• _What to work on_
Please retype the records below exactly, leaving out any pictures.
--- START ---
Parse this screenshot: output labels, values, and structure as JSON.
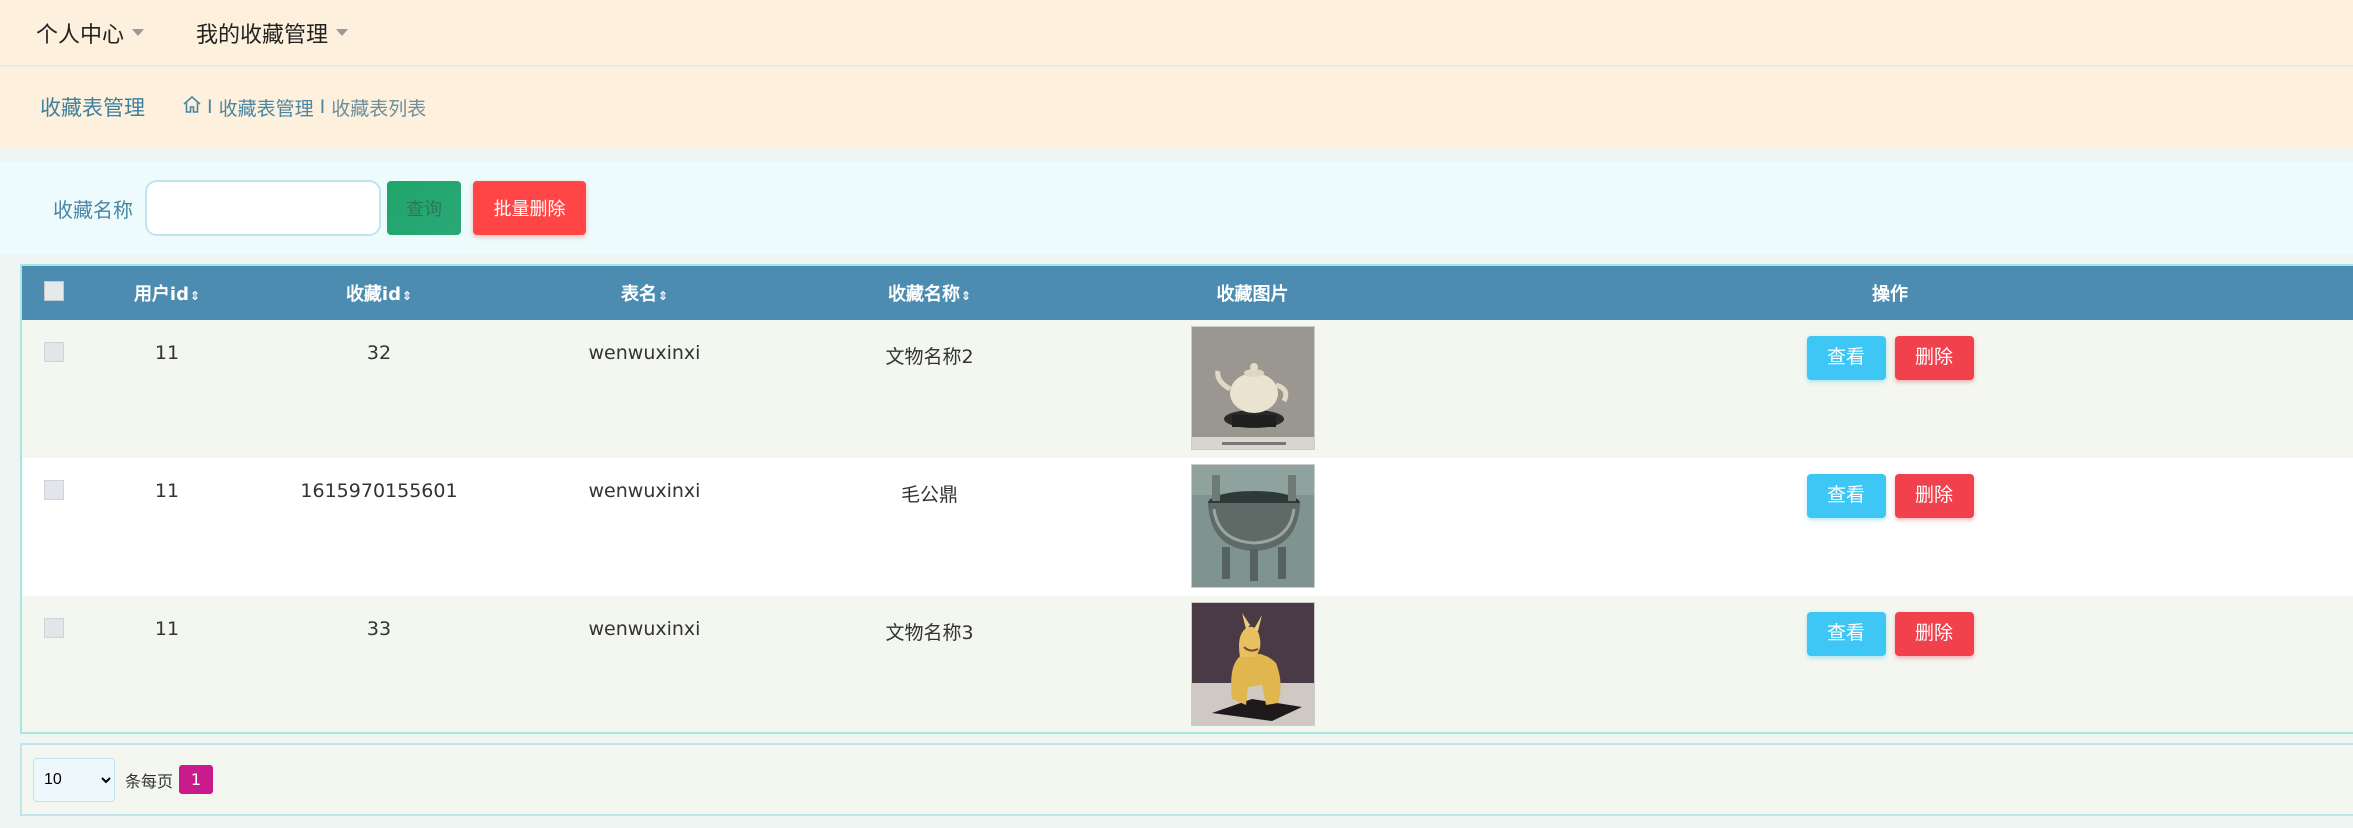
{
  "topnav": {
    "items": [
      {
        "label": "个人中心"
      },
      {
        "label": "我的收藏管理"
      }
    ]
  },
  "breadcrumb": {
    "title": "收藏表管理",
    "sep": "I",
    "path": [
      "收藏表管理",
      "收藏表列表"
    ]
  },
  "search": {
    "label": "收藏名称",
    "value": "",
    "placeholder": "",
    "search_button": "查询",
    "batch_delete_button": "批量删除"
  },
  "table": {
    "columns": [
      "用户id",
      "收藏id",
      "表名",
      "收藏名称",
      "收藏图片",
      "操作"
    ],
    "sortable": [
      true,
      true,
      true,
      true,
      false,
      false
    ],
    "sort_glyph": "⇕",
    "rows": [
      {
        "user_id": "11",
        "fav_id": "32",
        "table_name": "wenwuxinxi",
        "fav_name": "文物名称2",
        "image": "teapot-image"
      },
      {
        "user_id": "11",
        "fav_id": "1615970155601",
        "table_name": "wenwuxinxi",
        "fav_name": "毛公鼎",
        "image": "bronze-ding-image"
      },
      {
        "user_id": "11",
        "fav_id": "33",
        "table_name": "wenwuxinxi",
        "fav_name": "文物名称3",
        "image": "ceramic-figure-image"
      }
    ],
    "view_label": "查看",
    "delete_label": "删除"
  },
  "pager": {
    "page_size": "10",
    "page_size_options": [
      "10"
    ],
    "per_page_label": "条每页",
    "current_page": "1"
  },
  "colors": {
    "header_bg": "#4c8cb1",
    "nav_bg": "#fdf1dd",
    "view_btn": "#3ec6f4",
    "delete_btn": "#f0414d",
    "page_active": "#c91b8c"
  }
}
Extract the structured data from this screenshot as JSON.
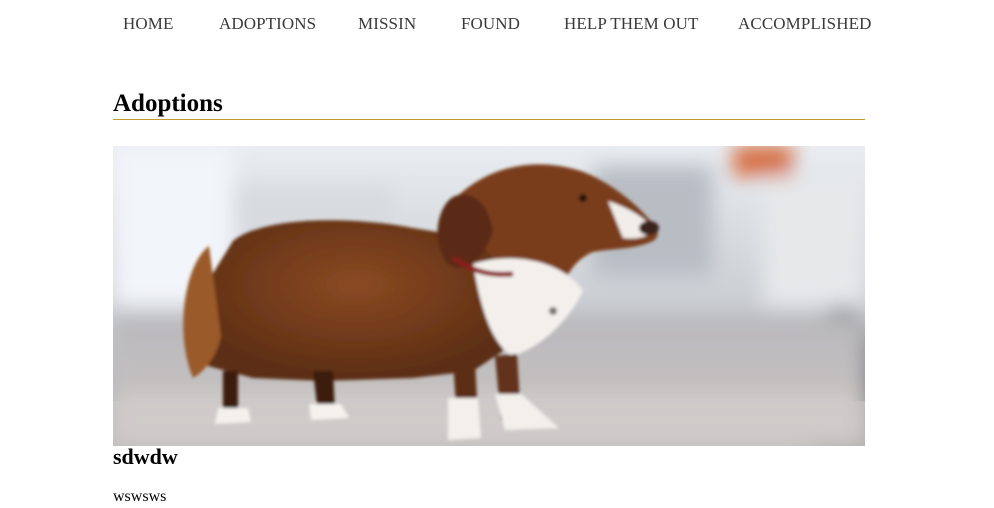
{
  "nav": {
    "items": [
      {
        "label": "HOME"
      },
      {
        "label": "ADOPTIONS"
      },
      {
        "label": "MISSIN"
      },
      {
        "label": "FOUND"
      },
      {
        "label": "HELP THEM OUT"
      },
      {
        "label": "ACCOMPLISHED"
      }
    ]
  },
  "main": {
    "title": "Adoptions",
    "accent_color": "#c49a2c",
    "listing": {
      "name": "sdwdw",
      "description": "wswsws"
    }
  }
}
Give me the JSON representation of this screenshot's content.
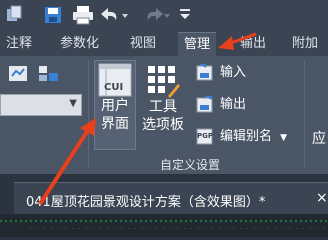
{
  "quick_access": {
    "icons": [
      "layers-icon",
      "save-icon",
      "print-icon",
      "undo-icon",
      "redo-icon",
      "dropdown-icon"
    ]
  },
  "ribbon_tabs": [
    {
      "label": "注释"
    },
    {
      "label": "参数化"
    },
    {
      "label": "视图"
    },
    {
      "label": "管理",
      "active": true
    },
    {
      "label": "输出"
    },
    {
      "label": "附加"
    }
  ],
  "customization_panel": {
    "user_interface_label_line1": "用户",
    "user_interface_label_line2": "界面",
    "tool_palettes_label_line1": "工具",
    "tool_palettes_label_line2": "选项板",
    "import_label": "输入",
    "export_label": "输出",
    "edit_aliases_label": "编辑别名",
    "panel_title": "自定义设置",
    "cui_badge": "CUI",
    "pgp_badge": "PGP",
    "next_panel_partial": "应"
  },
  "document_tab": {
    "title": "041屋顶花园景观设计方案（含效果图）*",
    "close_symbol": "×"
  },
  "colors": {
    "annotation_arrow": "#e8401c",
    "ribbon_bg": "#4a5566",
    "tab_bar_bg": "#3b4453"
  }
}
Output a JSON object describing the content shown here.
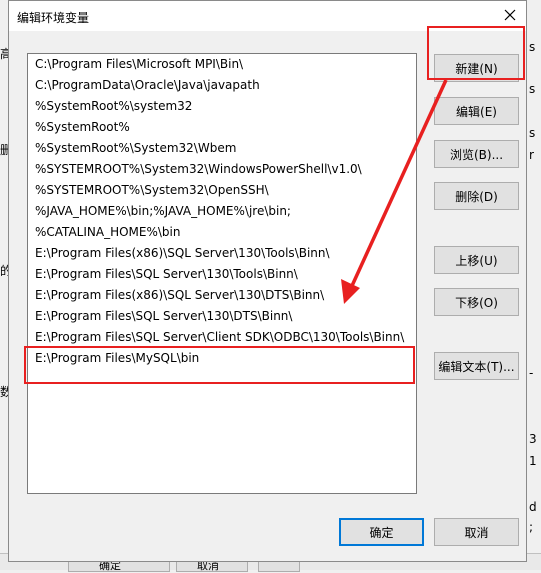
--- END ---
• _Complete output_
Parse this screenshot: output labels, values, and structure as JSON.
{
  "topnav": {
    "items": [
      {
        "label": "个人中心"
      },
      {
        "label": "我的收藏管理"
      }
    ]
  },
  "breadcrumb": {
    "title": "收藏表管理",
    "sep": "I",
    "path": [
      "收藏表管理",
      "收藏表列表"
    ]
  },
  "search": {
    "label": "收藏名称",
    "value": "",
    "placeholder": "",
    "search_button": "查询",
    "batch_delete_button": "批量删除"
  },
  "table": {
    "columns": [
      "用户id",
      "收藏id",
      "表名",
      "收藏名称",
      "收藏图片",
      "操作"
    ],
    "sortable": [
      true,
      true,
      true,
      true,
      false,
      false
    ],
    "sort_glyph": "⇕",
    "rows": [
      {
        "user_id": "11",
        "fav_id": "32",
        "table_name": "wenwuxinxi",
        "fav_name": "文物名称2",
        "image": "teapot-image"
      },
      {
        "user_id": "11",
        "fav_id": "1615970155601",
        "table_name": "wenwuxinxi",
        "fav_name": "毛公鼎",
        "image": "bronze-ding-image"
      },
      {
        "user_id": "11",
        "fav_id": "33",
        "table_name": "wenwuxinxi",
        "fav_name": "文物名称3",
        "image": "ceramic-figure-image"
      }
    ],
    "view_label": "查看",
    "delete_label": "删除"
  },
  "pager": {
    "page_size": "10",
    "page_size_options": [
      "10"
    ],
    "per_page_label": "条每页",
    "current_page": "1"
  },
  "colors": {
    "header_bg": "#4c8cb1",
    "nav_bg": "#fdf1dd",
    "view_btn": "#3ec6f4",
    "delete_btn": "#f0414d",
    "page_active": "#c91b8c"
  }
}
Extract the structured data from this screenshot as JSON.
{
  "nav": {
    "items": [
      {
        "label": "HOME"
      },
      {
        "label": "ADOPTIONS"
      },
      {
        "label": "MISSIN"
      },
      {
        "label": "FOUND"
      },
      {
        "label": "HELP THEM OUT"
      },
      {
        "label": "ACCOMPLISHED"
      }
    ]
  },
  "main": {
    "title": "Adoptions",
    "accent_color": "#c49a2c",
    "listing": {
      "name": "sdwdw",
      "description": "wswsws"
    }
  }
}
Give me the JSON representation of this screenshot's content.
{
  "quick_access": {
    "icons": [
      "layers-icon",
      "save-icon",
      "print-icon",
      "undo-icon",
      "redo-icon",
      "dropdown-icon"
    ]
  },
  "ribbon_tabs": [
    {
      "label": "注释"
    },
    {
      "label": "参数化"
    },
    {
      "label": "视图"
    },
    {
      "label": "管理",
      "active": true
    },
    {
      "label": "输出"
    },
    {
      "label": "附加"
    }
  ],
  "customization_panel": {
    "user_interface_label_line1": "用户",
    "user_interface_label_line2": "界面",
    "tool_palettes_label_line1": "工具",
    "tool_palettes_label_line2": "选项板",
    "import_label": "输入",
    "export_label": "输出",
    "edit_aliases_label": "编辑别名",
    "panel_title": "自定义设置",
    "cui_badge": "CUI",
    "pgp_badge": "PGP",
    "next_panel_partial": "应"
  },
  "document_tab": {
    "title": "041屋顶花园景观设计方案（含效果图）*",
    "close_symbol": "×"
  },
  "colors": {
    "annotation_arrow": "#e8401c",
    "ribbon_bg": "#4a5566",
    "tab_bar_bg": "#3b4453"
  }
}
Output a JSON object describing the content shown here.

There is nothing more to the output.